• **Your goal**: Word for word, restate every line of the material.

(Saved data entries)

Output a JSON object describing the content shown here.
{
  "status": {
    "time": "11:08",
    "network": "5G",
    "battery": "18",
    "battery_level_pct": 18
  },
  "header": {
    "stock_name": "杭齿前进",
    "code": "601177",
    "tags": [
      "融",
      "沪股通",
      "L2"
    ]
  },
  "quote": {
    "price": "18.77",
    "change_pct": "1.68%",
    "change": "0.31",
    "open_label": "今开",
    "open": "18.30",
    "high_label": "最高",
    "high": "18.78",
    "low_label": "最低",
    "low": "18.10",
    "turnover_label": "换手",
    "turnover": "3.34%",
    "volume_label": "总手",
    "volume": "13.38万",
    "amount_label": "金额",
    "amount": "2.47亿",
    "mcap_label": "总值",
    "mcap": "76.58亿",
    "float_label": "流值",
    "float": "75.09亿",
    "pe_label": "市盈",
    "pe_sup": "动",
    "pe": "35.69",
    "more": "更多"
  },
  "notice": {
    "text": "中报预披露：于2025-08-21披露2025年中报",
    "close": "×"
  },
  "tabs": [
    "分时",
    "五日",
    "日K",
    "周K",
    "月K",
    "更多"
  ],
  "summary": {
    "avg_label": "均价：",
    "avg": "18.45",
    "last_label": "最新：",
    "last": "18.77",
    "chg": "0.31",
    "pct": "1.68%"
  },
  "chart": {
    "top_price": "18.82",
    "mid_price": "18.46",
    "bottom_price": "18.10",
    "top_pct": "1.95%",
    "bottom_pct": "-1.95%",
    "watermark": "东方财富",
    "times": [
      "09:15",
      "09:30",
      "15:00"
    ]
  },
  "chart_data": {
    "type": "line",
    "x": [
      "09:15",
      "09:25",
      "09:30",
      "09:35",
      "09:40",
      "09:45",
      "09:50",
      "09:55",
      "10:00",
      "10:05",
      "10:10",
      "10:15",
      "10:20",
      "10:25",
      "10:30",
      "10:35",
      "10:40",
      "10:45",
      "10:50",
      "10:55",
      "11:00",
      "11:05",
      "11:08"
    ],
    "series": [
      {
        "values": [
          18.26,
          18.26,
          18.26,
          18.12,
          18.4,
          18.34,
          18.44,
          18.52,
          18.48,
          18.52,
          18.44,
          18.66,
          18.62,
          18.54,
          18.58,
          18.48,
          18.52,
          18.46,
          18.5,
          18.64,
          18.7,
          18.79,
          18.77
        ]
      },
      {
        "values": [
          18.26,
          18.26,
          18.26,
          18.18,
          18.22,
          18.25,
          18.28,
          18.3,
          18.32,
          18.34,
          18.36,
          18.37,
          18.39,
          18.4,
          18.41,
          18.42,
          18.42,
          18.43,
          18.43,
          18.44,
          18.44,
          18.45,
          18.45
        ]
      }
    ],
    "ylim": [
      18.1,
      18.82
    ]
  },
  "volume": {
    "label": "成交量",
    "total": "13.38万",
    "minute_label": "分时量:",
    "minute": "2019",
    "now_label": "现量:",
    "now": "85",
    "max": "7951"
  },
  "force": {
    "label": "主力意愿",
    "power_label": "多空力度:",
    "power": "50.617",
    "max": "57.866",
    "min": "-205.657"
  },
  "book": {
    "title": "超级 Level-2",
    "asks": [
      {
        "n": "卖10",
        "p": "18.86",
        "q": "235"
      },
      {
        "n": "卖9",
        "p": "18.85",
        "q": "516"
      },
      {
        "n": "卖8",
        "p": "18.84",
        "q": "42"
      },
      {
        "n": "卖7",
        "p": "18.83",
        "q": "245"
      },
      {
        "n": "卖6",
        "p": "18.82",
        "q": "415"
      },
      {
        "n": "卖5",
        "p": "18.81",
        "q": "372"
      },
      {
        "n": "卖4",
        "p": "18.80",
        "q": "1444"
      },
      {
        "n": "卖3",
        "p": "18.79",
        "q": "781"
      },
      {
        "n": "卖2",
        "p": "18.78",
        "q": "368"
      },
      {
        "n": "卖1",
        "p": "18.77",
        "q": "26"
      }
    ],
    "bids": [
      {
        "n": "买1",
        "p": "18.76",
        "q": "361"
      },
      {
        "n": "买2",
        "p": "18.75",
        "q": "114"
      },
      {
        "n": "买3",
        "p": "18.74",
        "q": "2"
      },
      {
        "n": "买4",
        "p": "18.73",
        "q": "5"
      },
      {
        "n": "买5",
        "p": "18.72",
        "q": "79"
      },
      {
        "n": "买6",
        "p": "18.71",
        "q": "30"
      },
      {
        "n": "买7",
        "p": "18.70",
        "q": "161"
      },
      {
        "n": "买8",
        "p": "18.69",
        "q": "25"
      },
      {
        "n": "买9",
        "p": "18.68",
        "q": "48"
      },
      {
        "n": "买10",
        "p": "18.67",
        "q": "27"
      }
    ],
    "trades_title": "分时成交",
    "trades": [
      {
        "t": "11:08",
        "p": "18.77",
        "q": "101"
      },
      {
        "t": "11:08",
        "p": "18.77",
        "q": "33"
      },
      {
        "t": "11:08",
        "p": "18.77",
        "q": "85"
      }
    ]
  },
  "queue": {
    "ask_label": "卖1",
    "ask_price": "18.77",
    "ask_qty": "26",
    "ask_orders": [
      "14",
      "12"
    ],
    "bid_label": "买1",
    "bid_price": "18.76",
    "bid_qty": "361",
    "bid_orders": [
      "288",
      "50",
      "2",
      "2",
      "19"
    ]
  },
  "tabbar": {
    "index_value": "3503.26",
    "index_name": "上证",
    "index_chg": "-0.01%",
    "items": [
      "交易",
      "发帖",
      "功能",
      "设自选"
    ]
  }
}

• **Result**:
Output a JSON object describing the content shown here.
{
  "status": {
    "time": "11:08",
    "network": "5G",
    "battery": "18",
    "battery_level_pct": 18
  },
  "header": {
    "stock_name": "杭齿前进",
    "code": "601177",
    "tags": [
      "融",
      "沪股通",
      "L2"
    ]
  },
  "quote": {
    "price": "18.77",
    "change_pct": "1.68%",
    "change": "0.31",
    "open_label": "今开",
    "open": "18.30",
    "high_label": "最高",
    "high": "18.78",
    "low_label": "最低",
    "low": "18.10",
    "turnover_label": "换手",
    "turnover": "3.34%",
    "volume_label": "总手",
    "volume": "13.38万",
    "amount_label": "金额",
    "amount": "2.47亿",
    "mcap_label": "总值",
    "mcap": "76.58亿",
    "float_label": "流值",
    "float": "75.09亿",
    "pe_label": "市盈",
    "pe_sup": "动",
    "pe": "35.69",
    "more": "更多"
  },
  "notice": {
    "text": "中报预披露：于2025-08-21披露2025年中报",
    "close": "×"
  },
  "tabs": [
    "分时",
    "五日",
    "日K",
    "周K",
    "月K",
    "更多"
  ],
  "summary": {
    "avg_label": "均价：",
    "avg": "18.45",
    "last_label": "最新：",
    "last": "18.77",
    "chg": "0.31",
    "pct": "1.68%"
  },
  "chart": {
    "top_price": "18.82",
    "mid_price": "18.46",
    "bottom_price": "18.10",
    "top_pct": "1.95%",
    "bottom_pct": "-1.95%",
    "watermark": "东方财富",
    "times": [
      "09:15",
      "09:30",
      "15:00"
    ]
  },
  "chart_data": {
    "type": "line",
    "x": [
      "09:15",
      "09:25",
      "09:30",
      "09:35",
      "09:40",
      "09:45",
      "09:50",
      "09:55",
      "10:00",
      "10:05",
      "10:10",
      "10:15",
      "10:20",
      "10:25",
      "10:30",
      "10:35",
      "10:40",
      "10:45",
      "10:50",
      "10:55",
      "11:00",
      "11:05",
      "11:08"
    ],
    "series": [
      {
        "values": [
          18.26,
          18.26,
          18.26,
          18.12,
          18.4,
          18.34,
          18.44,
          18.52,
          18.48,
          18.52,
          18.44,
          18.66,
          18.62,
          18.54,
          18.58,
          18.48,
          18.52,
          18.46,
          18.5,
          18.64,
          18.7,
          18.79,
          18.77
        ]
      },
      {
        "values": [
          18.26,
          18.26,
          18.26,
          18.18,
          18.22,
          18.25,
          18.28,
          18.3,
          18.32,
          18.34,
          18.36,
          18.37,
          18.39,
          18.4,
          18.41,
          18.42,
          18.42,
          18.43,
          18.43,
          18.44,
          18.44,
          18.45,
          18.45
        ]
      }
    ],
    "ylim": [
      18.1,
      18.82
    ]
  },
  "volume": {
    "label": "成交量",
    "total": "13.38万",
    "minute_label": "分时量:",
    "minute": "2019",
    "now_label": "现量:",
    "now": "85",
    "max": "7951"
  },
  "force": {
    "label": "主力意愿",
    "power_label": "多空力度:",
    "power": "50.617",
    "max": "57.866",
    "min": "-205.657"
  },
  "book": {
    "title": "超级 Level-2",
    "asks": [
      {
        "n": "卖10",
        "p": "18.86",
        "q": "235"
      },
      {
        "n": "卖9",
        "p": "18.85",
        "q": "516"
      },
      {
        "n": "卖8",
        "p": "18.84",
        "q": "42"
      },
      {
        "n": "卖7",
        "p": "18.83",
        "q": "245"
      },
      {
        "n": "卖6",
        "p": "18.82",
        "q": "415"
      },
      {
        "n": "卖5",
        "p": "18.81",
        "q": "372"
      },
      {
        "n": "卖4",
        "p": "18.80",
        "q": "1444"
      },
      {
        "n": "卖3",
        "p": "18.79",
        "q": "781"
      },
      {
        "n": "卖2",
        "p": "18.78",
        "q": "368"
      },
      {
        "n": "卖1",
        "p": "18.77",
        "q": "26"
      }
    ],
    "bids": [
      {
        "n": "买1",
        "p": "18.76",
        "q": "361"
      },
      {
        "n": "买2",
        "p": "18.75",
        "q": "114"
      },
      {
        "n": "买3",
        "p": "18.74",
        "q": "2"
      },
      {
        "n": "买4",
        "p": "18.73",
        "q": "5"
      },
      {
        "n": "买5",
        "p": "18.72",
        "q": "79"
      },
      {
        "n": "买6",
        "p": "18.71",
        "q": "30"
      },
      {
        "n": "买7",
        "p": "18.70",
        "q": "161"
      },
      {
        "n": "买8",
        "p": "18.69",
        "q": "25"
      },
      {
        "n": "买9",
        "p": "18.68",
        "q": "48"
      },
      {
        "n": "买10",
        "p": "18.67",
        "q": "27"
      }
    ],
    "trades_title": "分时成交",
    "trades": [
      {
        "t": "11:08",
        "p": "18.77",
        "q": "101"
      },
      {
        "t": "11:08",
        "p": "18.77",
        "q": "33"
      },
      {
        "t": "11:08",
        "p": "18.77",
        "q": "85"
      }
    ]
  },
  "queue": {
    "ask_label": "卖1",
    "ask_price": "18.77",
    "ask_qty": "26",
    "ask_orders": [
      "14",
      "12"
    ],
    "bid_label": "买1",
    "bid_price": "18.76",
    "bid_qty": "361",
    "bid_orders": [
      "288",
      "50",
      "2",
      "2",
      "19"
    ]
  },
  "tabbar": {
    "index_value": "3503.26",
    "index_name": "上证",
    "index_chg": "-0.01%",
    "items": [
      "交易",
      "发帖",
      "功能",
      "设自选"
    ]
  }
}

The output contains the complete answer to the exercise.